Prompt: Can you quote the records below in full, word for word?

(Stored items from a collection)
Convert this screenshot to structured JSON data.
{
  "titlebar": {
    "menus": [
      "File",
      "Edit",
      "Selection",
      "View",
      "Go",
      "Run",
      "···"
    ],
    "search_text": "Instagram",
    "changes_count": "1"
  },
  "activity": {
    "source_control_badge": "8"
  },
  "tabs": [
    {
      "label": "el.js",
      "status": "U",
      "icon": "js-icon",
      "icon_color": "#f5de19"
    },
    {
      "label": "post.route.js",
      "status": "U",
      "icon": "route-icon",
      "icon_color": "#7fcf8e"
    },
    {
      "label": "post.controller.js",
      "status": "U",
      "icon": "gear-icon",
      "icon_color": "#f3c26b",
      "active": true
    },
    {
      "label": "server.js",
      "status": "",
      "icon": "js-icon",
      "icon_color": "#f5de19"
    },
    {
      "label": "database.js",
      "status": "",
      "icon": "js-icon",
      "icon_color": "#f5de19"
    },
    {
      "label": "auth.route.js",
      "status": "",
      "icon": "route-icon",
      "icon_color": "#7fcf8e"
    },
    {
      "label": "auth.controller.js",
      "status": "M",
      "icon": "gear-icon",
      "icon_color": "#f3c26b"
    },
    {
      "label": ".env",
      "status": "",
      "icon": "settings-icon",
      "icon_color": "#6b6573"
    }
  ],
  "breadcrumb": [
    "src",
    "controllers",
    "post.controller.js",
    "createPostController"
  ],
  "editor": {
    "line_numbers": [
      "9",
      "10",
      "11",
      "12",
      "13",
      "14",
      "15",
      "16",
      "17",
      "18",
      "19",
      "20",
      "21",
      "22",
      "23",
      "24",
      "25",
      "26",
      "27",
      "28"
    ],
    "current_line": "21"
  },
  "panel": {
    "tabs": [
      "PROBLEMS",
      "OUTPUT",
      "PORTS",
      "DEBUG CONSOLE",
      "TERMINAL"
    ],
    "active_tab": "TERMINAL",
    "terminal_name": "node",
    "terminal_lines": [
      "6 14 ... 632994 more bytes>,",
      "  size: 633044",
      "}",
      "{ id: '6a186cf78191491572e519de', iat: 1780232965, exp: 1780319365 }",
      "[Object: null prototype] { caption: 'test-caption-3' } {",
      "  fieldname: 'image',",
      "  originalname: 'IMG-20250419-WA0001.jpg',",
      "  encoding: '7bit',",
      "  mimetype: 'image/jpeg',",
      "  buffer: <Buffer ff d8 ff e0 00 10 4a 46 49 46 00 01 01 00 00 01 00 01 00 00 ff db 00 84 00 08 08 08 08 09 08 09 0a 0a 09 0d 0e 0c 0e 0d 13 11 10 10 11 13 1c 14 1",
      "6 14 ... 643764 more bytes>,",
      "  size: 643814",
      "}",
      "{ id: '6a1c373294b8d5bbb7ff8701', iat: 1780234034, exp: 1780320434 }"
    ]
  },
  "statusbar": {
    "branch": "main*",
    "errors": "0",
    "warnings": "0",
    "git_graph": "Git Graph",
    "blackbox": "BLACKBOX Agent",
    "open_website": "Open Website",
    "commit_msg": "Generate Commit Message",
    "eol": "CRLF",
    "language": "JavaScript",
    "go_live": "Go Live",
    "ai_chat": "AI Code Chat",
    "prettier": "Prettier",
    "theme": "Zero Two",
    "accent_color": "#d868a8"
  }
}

Written response:
Convert this screenshot to structured JSON data.
{
  "titlebar": {
    "menus": [
      "File",
      "Edit",
      "Selection",
      "View",
      "Go",
      "Run",
      "···"
    ],
    "search_text": "Instagram",
    "changes_count": "1"
  },
  "activity": {
    "source_control_badge": "8"
  },
  "tabs": [
    {
      "label": "el.js",
      "status": "U",
      "icon": "js-icon",
      "icon_color": "#f5de19"
    },
    {
      "label": "post.route.js",
      "status": "U",
      "icon": "route-icon",
      "icon_color": "#7fcf8e"
    },
    {
      "label": "post.controller.js",
      "status": "U",
      "icon": "gear-icon",
      "icon_color": "#f3c26b",
      "active": true
    },
    {
      "label": "server.js",
      "status": "",
      "icon": "js-icon",
      "icon_color": "#f5de19"
    },
    {
      "label": "database.js",
      "status": "",
      "icon": "js-icon",
      "icon_color": "#f5de19"
    },
    {
      "label": "auth.route.js",
      "status": "",
      "icon": "route-icon",
      "icon_color": "#7fcf8e"
    },
    {
      "label": "auth.controller.js",
      "status": "M",
      "icon": "gear-icon",
      "icon_color": "#f3c26b"
    },
    {
      "label": ".env",
      "status": "",
      "icon": "settings-icon",
      "icon_color": "#6b6573"
    }
  ],
  "breadcrumb": [
    "src",
    "controllers",
    "post.controller.js",
    "createPostController"
  ],
  "editor": {
    "line_numbers": [
      "9",
      "10",
      "11",
      "12",
      "13",
      "14",
      "15",
      "16",
      "17",
      "18",
      "19",
      "20",
      "21",
      "22",
      "23",
      "24",
      "25",
      "26",
      "27",
      "28"
    ],
    "current_line": "21"
  },
  "panel": {
    "tabs": [
      "PROBLEMS",
      "OUTPUT",
      "PORTS",
      "DEBUG CONSOLE",
      "TERMINAL"
    ],
    "active_tab": "TERMINAL",
    "terminal_name": "node",
    "terminal_lines": [
      "6 14 ... 632994 more bytes>,",
      "  size: 633044",
      "}",
      "{ id: '6a186cf78191491572e519de', iat: 1780232965, exp: 1780319365 }",
      "[Object: null prototype] { caption: 'test-caption-3' } {",
      "  fieldname: 'image',",
      "  originalname: 'IMG-20250419-WA0001.jpg',",
      "  encoding: '7bit',",
      "  mimetype: 'image/jpeg',",
      "  buffer: <Buffer ff d8 ff e0 00 10 4a 46 49 46 00 01 01 00 00 01 00 01 00 00 ff db 00 84 00 08 08 08 08 09 08 09 0a 0a 09 0d 0e 0c 0e 0d 13 11 10 10 11 13 1c 14 1",
      "6 14 ... 643764 more bytes>,",
      "  size: 643814",
      "}",
      "{ id: '6a1c373294b8d5bbb7ff8701', iat: 1780234034, exp: 1780320434 }"
    ]
  },
  "statusbar": {
    "branch": "main*",
    "errors": "0",
    "warnings": "0",
    "git_graph": "Git Graph",
    "blackbox": "BLACKBOX Agent",
    "open_website": "Open Website",
    "commit_msg": "Generate Commit Message",
    "eol": "CRLF",
    "language": "JavaScript",
    "go_live": "Go Live",
    "ai_chat": "AI Code Chat",
    "prettier": "Prettier",
    "theme": "Zero Two",
    "accent_color": "#d868a8"
  }
}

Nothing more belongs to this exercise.